■ Work to do ■
Copy out each line that mentions the word "请加微信".

■ Listed records ■
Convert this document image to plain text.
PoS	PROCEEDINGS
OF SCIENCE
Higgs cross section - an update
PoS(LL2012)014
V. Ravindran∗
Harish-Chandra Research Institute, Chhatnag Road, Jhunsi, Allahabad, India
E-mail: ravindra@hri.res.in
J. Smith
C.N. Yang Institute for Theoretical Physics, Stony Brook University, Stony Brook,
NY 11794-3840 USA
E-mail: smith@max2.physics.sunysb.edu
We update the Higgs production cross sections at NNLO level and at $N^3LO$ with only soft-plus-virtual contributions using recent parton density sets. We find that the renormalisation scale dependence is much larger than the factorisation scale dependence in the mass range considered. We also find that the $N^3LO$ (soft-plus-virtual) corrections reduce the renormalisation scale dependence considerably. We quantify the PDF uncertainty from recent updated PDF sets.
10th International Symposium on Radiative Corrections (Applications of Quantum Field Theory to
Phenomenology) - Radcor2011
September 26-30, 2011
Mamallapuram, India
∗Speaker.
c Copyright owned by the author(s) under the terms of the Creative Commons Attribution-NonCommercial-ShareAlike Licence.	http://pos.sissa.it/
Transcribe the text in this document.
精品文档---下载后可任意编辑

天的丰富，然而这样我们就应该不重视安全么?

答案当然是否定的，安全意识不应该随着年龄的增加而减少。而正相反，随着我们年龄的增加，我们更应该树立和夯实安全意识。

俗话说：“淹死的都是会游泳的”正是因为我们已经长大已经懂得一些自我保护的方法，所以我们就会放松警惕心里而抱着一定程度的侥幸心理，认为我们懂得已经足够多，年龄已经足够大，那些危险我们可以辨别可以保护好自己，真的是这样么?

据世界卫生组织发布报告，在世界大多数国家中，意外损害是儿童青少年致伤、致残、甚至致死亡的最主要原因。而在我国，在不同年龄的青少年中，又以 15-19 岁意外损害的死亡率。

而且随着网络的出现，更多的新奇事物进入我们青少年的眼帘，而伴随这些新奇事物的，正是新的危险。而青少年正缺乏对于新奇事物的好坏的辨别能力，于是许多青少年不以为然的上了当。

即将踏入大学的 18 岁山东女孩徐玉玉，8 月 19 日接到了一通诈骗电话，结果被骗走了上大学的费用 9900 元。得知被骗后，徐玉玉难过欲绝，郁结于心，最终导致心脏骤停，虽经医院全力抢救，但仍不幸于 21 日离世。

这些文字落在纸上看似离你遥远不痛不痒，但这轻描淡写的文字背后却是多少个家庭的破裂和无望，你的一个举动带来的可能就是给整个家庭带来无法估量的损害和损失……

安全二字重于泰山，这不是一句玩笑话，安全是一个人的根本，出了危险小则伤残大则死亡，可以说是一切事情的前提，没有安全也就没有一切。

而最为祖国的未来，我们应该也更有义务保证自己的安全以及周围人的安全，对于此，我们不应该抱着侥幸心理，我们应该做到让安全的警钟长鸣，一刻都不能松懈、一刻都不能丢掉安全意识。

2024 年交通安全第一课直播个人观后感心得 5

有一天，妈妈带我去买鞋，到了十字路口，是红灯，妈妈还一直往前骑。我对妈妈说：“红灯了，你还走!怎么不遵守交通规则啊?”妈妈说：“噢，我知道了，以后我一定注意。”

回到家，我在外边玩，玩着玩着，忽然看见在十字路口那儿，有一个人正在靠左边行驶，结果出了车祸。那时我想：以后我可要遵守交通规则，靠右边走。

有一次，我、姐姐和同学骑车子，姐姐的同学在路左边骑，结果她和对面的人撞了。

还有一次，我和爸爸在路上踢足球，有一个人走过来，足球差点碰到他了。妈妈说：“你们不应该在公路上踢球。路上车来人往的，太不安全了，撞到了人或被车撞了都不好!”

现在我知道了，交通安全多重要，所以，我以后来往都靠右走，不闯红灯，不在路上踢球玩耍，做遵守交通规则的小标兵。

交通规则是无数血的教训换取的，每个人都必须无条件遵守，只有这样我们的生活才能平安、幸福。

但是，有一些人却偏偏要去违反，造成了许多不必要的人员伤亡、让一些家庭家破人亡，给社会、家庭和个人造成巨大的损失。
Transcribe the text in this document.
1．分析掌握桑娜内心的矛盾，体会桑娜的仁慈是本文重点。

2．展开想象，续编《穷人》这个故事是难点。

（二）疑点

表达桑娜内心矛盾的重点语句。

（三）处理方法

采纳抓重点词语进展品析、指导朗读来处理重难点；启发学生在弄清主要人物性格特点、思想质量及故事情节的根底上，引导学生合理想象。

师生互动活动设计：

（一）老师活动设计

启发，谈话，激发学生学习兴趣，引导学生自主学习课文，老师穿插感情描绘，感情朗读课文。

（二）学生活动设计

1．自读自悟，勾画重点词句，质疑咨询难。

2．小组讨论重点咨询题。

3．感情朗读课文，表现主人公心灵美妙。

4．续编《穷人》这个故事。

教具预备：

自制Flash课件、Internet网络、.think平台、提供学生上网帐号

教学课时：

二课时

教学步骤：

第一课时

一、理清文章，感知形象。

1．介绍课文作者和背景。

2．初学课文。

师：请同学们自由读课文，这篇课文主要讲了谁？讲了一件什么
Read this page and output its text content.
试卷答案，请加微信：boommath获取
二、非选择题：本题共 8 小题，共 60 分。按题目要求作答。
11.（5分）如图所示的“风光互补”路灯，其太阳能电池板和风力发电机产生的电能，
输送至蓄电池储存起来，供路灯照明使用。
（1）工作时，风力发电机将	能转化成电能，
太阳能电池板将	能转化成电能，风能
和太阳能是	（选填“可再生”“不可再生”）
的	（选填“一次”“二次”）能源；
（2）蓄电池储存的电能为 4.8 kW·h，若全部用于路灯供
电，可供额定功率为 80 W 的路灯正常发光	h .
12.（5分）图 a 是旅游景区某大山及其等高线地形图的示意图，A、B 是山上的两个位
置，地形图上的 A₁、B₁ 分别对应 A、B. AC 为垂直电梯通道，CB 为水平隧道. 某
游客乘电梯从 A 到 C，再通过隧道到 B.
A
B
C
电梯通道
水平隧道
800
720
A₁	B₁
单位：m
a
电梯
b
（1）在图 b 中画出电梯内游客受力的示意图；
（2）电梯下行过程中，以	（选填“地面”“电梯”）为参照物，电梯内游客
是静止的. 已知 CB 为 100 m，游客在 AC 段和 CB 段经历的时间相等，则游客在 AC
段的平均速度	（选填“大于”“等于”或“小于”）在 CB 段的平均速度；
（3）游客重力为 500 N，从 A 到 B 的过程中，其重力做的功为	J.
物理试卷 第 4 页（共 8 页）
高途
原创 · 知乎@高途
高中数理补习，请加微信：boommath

■ Exercise answer ■
试卷答案，请加微信：boommath获取
高中数理补习，请加微信：boommath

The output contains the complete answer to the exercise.